» **OBJECTIVE**
Locate each line of the material that contains "result", then return it.

··· RECORD EXCERPTS

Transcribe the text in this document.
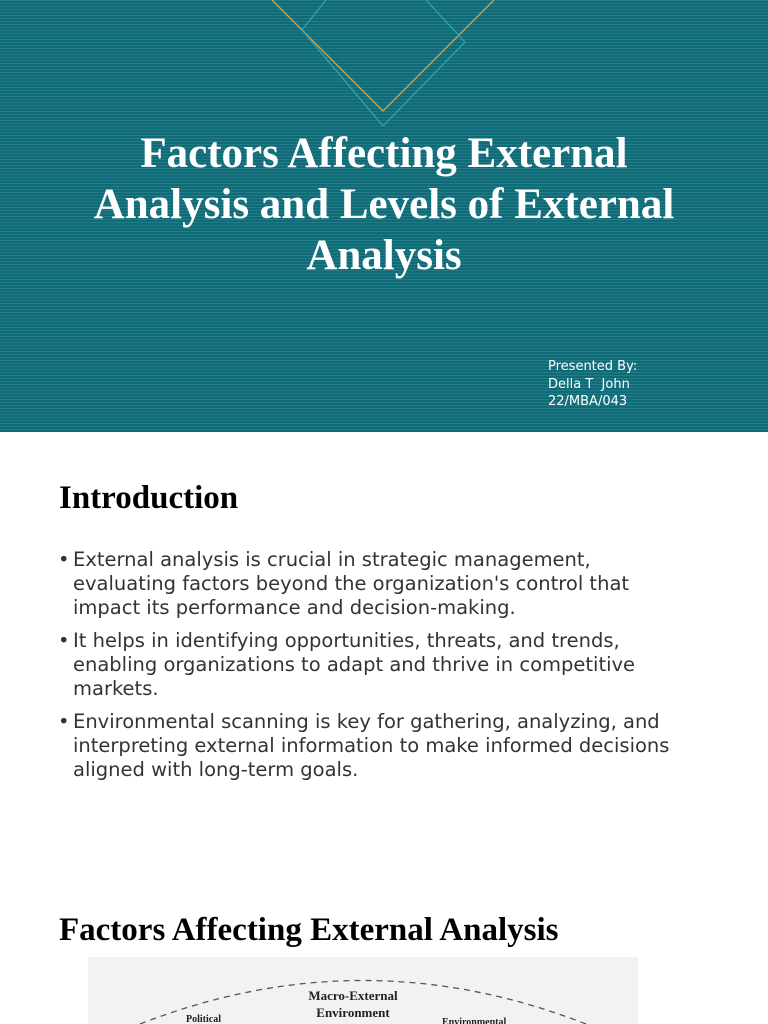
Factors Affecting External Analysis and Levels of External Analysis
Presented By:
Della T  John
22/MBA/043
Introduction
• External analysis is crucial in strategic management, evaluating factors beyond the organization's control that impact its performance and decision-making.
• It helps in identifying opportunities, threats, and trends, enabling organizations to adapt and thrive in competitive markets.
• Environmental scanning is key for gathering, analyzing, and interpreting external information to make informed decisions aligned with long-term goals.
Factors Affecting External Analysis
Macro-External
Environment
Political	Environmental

······
··· RECORD EXCERPTS

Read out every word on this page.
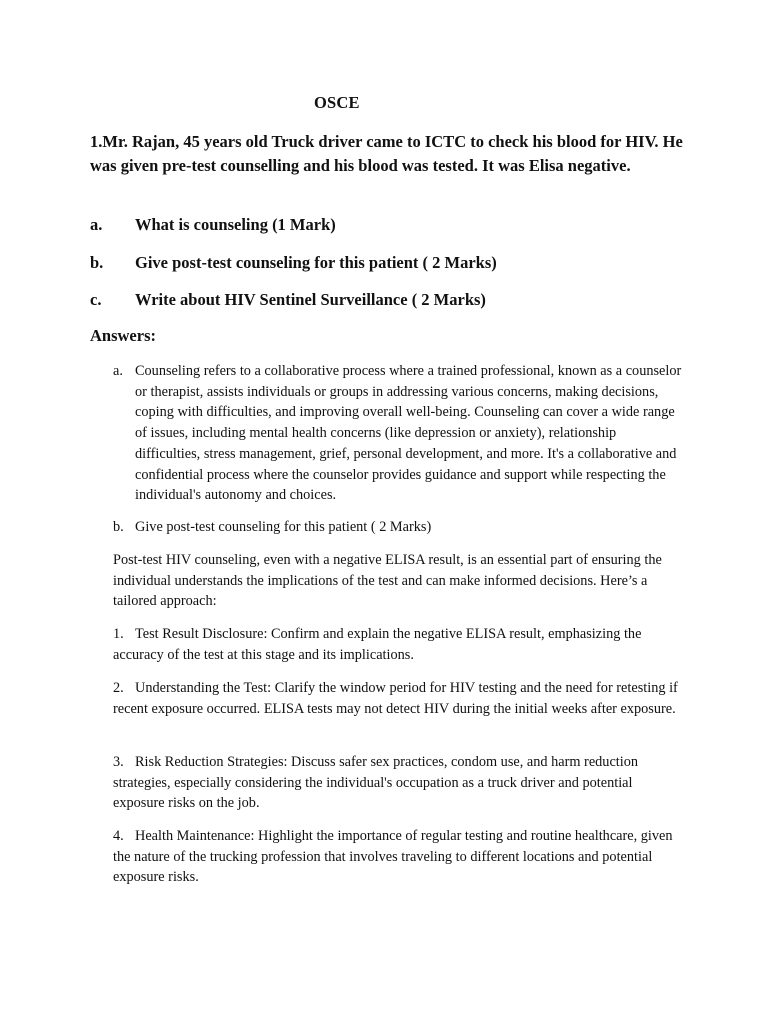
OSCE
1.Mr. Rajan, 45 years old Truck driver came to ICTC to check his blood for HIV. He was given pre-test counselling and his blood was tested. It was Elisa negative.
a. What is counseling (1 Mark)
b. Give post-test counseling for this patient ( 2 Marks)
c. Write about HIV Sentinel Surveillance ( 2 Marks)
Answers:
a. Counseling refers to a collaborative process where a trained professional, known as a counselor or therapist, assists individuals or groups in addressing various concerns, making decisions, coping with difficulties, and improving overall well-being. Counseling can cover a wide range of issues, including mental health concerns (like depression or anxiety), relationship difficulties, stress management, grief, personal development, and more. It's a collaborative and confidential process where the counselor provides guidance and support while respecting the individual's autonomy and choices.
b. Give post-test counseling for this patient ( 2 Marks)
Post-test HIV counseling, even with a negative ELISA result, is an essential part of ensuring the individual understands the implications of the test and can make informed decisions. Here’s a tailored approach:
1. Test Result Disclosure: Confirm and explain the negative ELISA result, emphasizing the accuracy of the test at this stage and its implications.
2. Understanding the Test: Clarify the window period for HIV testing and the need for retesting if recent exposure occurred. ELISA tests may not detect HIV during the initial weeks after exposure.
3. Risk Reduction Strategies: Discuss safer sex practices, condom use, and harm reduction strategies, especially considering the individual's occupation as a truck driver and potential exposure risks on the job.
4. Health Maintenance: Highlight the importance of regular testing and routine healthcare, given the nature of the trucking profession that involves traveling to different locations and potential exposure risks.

······

» **WORKED SOLUTION**
Post-test HIV counseling, even with a negative ELISA result, is an essential part of ensuring the individual understands the implications of the test and can make informed decisions. Here’s a tailored approach:
1. Test Result Disclosure: Confirm and explain the negative ELISA result, emphasizing the accuracy of the test at this stage and its implications.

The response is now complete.